▶ [What is being asked] Your reply should be a single number: how many lines contain the string "TetherUS".

▼▼▼

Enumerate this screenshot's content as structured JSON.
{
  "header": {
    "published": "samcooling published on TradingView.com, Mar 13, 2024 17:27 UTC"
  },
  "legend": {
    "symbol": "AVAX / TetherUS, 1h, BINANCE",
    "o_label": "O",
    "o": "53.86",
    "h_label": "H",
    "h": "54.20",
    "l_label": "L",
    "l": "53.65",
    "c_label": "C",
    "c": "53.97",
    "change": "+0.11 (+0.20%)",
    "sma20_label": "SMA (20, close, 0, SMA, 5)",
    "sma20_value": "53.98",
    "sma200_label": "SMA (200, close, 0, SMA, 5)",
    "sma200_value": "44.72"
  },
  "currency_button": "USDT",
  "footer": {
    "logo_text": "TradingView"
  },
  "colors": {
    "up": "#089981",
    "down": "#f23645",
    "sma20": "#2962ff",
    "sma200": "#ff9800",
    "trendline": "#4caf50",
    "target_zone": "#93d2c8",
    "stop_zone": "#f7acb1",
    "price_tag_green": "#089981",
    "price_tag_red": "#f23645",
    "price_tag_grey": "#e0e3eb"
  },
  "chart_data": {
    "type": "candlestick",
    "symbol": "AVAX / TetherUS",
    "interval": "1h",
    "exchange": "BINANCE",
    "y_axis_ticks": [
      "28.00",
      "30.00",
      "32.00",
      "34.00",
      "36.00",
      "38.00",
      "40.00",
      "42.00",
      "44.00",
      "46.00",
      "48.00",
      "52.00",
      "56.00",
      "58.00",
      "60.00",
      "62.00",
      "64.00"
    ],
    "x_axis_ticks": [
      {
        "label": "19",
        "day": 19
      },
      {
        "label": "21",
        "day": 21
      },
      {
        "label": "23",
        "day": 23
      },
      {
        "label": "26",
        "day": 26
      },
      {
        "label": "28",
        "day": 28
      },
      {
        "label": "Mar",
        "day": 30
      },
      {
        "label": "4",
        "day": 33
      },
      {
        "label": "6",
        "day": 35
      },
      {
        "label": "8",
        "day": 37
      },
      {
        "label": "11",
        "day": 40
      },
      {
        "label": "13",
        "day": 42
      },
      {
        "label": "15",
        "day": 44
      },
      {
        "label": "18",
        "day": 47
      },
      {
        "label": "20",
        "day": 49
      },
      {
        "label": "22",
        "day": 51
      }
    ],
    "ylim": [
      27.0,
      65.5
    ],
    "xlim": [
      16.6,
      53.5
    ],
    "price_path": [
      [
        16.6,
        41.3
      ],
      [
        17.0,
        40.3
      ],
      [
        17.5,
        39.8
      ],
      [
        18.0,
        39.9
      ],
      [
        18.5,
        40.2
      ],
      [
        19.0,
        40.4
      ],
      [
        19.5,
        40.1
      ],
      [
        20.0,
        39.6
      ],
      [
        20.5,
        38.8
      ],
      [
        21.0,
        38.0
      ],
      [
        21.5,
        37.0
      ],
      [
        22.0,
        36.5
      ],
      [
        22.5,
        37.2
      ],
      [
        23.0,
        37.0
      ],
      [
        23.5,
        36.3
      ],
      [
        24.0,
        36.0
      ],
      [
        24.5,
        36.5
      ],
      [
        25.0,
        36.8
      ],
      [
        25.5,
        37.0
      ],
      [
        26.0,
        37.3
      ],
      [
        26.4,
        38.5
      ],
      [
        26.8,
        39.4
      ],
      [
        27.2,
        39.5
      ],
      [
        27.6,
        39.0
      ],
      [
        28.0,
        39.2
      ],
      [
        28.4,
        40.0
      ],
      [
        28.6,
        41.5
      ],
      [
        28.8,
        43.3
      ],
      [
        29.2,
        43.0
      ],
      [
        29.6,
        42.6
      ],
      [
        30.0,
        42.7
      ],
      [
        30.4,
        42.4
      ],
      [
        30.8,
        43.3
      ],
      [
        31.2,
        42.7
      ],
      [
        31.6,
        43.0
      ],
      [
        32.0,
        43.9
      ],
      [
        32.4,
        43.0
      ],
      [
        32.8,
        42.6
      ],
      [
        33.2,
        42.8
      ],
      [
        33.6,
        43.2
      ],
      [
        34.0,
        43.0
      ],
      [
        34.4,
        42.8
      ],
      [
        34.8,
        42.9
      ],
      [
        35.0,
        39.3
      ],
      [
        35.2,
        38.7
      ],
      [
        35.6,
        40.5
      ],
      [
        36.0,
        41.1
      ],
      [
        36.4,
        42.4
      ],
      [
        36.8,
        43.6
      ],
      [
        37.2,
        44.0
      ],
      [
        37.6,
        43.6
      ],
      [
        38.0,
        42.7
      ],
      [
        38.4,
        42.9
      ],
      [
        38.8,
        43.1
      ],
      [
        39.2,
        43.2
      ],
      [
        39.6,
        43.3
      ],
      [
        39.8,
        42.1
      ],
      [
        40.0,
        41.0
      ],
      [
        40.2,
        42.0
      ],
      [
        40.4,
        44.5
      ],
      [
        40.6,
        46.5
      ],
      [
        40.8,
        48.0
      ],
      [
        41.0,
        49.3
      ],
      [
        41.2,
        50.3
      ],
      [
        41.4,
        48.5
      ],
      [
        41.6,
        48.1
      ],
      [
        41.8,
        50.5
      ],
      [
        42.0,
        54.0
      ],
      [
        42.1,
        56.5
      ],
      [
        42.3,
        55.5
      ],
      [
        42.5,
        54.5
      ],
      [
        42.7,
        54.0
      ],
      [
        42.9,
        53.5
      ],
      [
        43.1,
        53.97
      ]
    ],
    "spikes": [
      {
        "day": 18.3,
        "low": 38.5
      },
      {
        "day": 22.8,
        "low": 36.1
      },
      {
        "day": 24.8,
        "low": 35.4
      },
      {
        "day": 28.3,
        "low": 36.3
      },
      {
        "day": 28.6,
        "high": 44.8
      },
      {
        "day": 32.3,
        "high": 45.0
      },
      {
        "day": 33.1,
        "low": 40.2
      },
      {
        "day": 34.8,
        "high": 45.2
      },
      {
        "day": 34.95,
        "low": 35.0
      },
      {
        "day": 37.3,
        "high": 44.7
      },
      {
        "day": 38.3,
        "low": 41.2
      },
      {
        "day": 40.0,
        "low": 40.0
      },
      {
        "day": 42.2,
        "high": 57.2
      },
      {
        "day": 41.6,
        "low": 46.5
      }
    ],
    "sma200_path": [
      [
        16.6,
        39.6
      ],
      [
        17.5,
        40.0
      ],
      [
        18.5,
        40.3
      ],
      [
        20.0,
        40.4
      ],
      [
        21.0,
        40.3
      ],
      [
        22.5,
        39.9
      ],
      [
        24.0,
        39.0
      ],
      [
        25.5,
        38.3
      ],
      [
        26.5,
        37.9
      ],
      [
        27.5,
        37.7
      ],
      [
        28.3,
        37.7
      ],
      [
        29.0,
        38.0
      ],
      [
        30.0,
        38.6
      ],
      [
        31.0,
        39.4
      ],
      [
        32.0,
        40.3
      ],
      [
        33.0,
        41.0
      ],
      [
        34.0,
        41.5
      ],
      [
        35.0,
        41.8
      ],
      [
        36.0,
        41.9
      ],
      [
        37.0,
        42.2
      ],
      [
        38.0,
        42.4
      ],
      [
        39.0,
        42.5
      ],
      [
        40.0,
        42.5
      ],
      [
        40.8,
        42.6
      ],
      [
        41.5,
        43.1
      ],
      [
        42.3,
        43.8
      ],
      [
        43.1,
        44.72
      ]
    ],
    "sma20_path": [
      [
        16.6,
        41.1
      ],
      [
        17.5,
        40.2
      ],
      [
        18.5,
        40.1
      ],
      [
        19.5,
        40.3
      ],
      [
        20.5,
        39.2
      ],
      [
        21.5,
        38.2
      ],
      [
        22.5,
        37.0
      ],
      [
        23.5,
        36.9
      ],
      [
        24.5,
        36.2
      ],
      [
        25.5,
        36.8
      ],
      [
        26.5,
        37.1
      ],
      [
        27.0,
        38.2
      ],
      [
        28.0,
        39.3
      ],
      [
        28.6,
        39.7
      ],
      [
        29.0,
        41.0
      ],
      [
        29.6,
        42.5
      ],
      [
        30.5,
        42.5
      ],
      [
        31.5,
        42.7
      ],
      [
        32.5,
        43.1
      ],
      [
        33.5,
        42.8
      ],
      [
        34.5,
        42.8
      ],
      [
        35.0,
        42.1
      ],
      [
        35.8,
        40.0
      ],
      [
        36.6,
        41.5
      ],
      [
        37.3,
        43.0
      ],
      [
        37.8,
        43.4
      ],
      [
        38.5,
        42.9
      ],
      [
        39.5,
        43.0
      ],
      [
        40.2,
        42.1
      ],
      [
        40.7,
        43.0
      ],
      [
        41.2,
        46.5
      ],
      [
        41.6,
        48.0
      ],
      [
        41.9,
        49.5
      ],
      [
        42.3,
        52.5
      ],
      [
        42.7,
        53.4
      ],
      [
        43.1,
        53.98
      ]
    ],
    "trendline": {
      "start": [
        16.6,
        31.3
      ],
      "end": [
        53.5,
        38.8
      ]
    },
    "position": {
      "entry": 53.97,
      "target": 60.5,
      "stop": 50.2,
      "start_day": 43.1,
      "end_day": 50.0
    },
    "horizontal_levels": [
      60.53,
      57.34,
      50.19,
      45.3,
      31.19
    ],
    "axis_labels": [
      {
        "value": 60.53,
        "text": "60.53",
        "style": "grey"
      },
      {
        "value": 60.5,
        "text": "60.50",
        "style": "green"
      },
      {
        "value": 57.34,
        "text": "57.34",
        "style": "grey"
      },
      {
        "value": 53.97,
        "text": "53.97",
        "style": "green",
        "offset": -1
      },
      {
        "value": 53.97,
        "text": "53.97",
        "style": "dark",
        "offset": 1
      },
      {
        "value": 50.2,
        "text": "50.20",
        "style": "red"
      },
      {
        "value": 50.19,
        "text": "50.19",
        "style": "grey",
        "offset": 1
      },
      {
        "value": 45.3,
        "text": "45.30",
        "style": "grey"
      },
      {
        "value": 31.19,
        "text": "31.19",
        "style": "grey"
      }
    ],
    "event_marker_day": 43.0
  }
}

▲▲▲

▶ [Finished exercise] 2